### Task brief
Omit every image, and transcribe the remaining entries exactly as given.

### Given records
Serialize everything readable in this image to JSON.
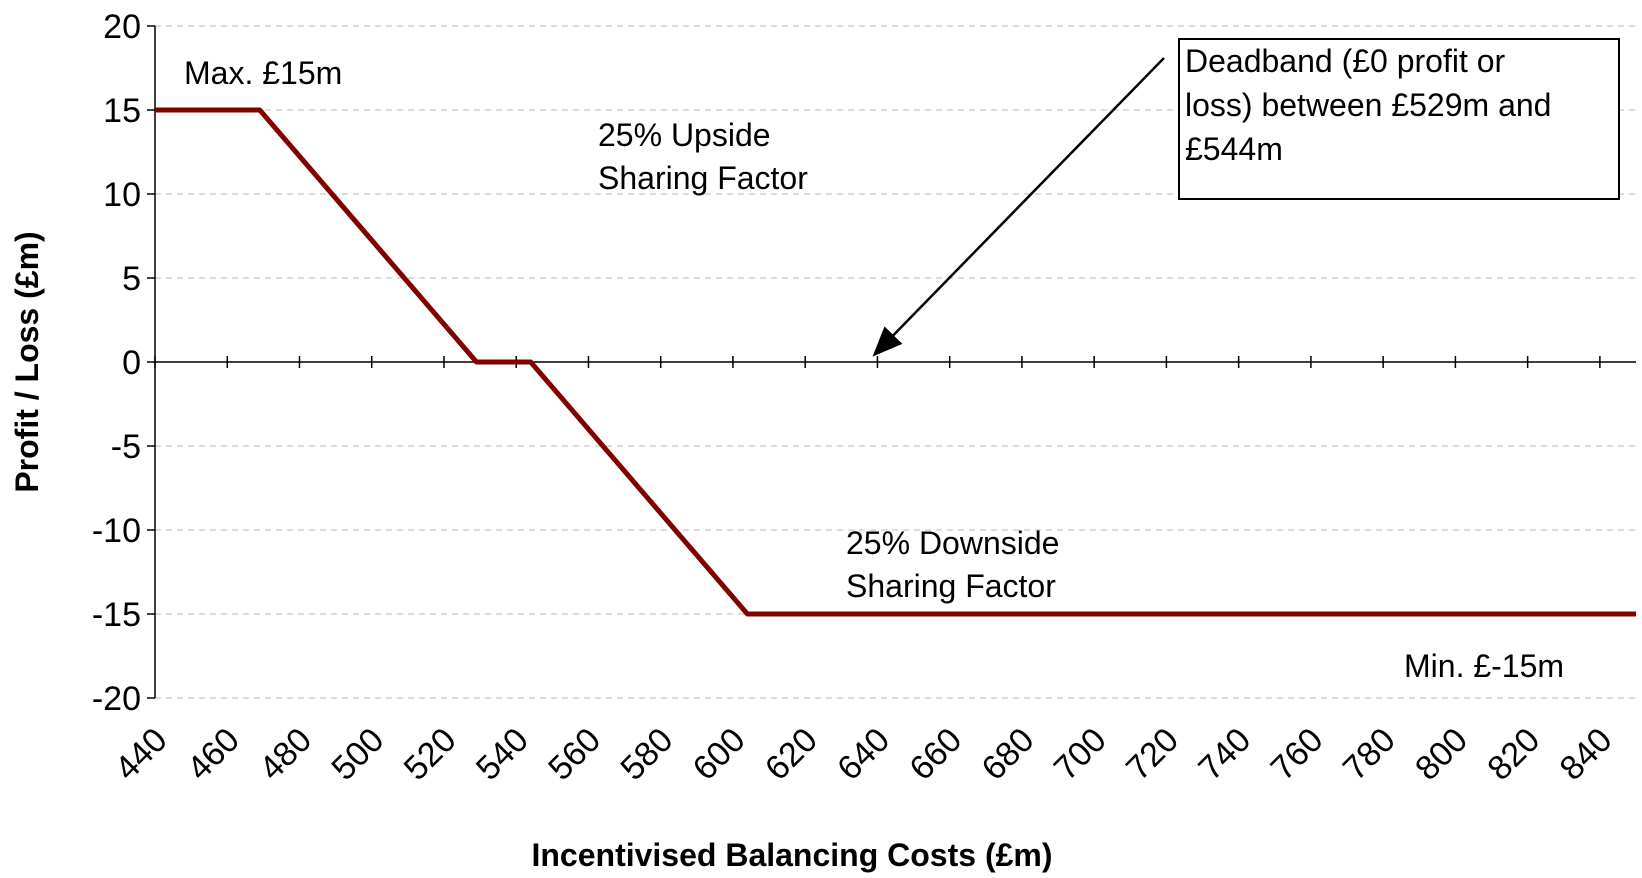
{
  "chart_data": {
    "type": "line",
    "x_label": "Incentivised Balancing Costs (£m)",
    "y_label": "Profit / Loss (£m)",
    "x": [
      440,
      469,
      529,
      544,
      604,
      850
    ],
    "series": [
      {
        "name": "Profit / Loss",
        "color": "#800000",
        "values": [
          15,
          15,
          0,
          0,
          -15,
          -15
        ]
      }
    ],
    "xlim": [
      440,
      850
    ],
    "xticks": [
      440,
      460,
      480,
      500,
      520,
      540,
      560,
      580,
      600,
      620,
      640,
      660,
      680,
      700,
      720,
      740,
      760,
      780,
      800,
      820,
      840
    ],
    "ylim": [
      -20,
      20
    ],
    "yticks": [
      -20,
      -15,
      -10,
      -5,
      0,
      5,
      10,
      15,
      20
    ],
    "grid": true,
    "annotations": {
      "max": "Max. £15m",
      "upside": [
        "25% Upside",
        "Sharing Factor"
      ],
      "downside": [
        "25% Downside",
        "Sharing Factor"
      ],
      "min": "Min. £-15m",
      "deadband": [
        "Deadband (£0 profit or",
        "loss) between £529m and",
        "£544m"
      ]
    }
  }
}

### Answer to the task
Serialize everything readable in this image to JSON.
{
  "chart_data": {
    "type": "line",
    "x_label": "Incentivised Balancing Costs (£m)",
    "y_label": "Profit / Loss (£m)",
    "x": [
      440,
      469,
      529,
      544,
      604,
      850
    ],
    "series": [
      {
        "name": "Profit / Loss",
        "color": "#800000",
        "values": [
          15,
          15,
          0,
          0,
          -15,
          -15
        ]
      }
    ],
    "xlim": [
      440,
      850
    ],
    "xticks": [
      440,
      460,
      480,
      500,
      520,
      540,
      560,
      580,
      600,
      620,
      640,
      660,
      680,
      700,
      720,
      740,
      760,
      780,
      800,
      820,
      840
    ],
    "ylim": [
      -20,
      20
    ],
    "yticks": [
      -20,
      -15,
      -10,
      -5,
      0,
      5,
      10,
      15,
      20
    ],
    "grid": true,
    "annotations": {
      "max": "Max. £15m",
      "upside": [
        "25% Upside",
        "Sharing Factor"
      ],
      "downside": [
        "25% Downside",
        "Sharing Factor"
      ],
      "min": "Min. £-15m",
      "deadband": [
        "Deadband (£0 profit or",
        "loss) between £529m and",
        "£544m"
      ]
    }
  }
}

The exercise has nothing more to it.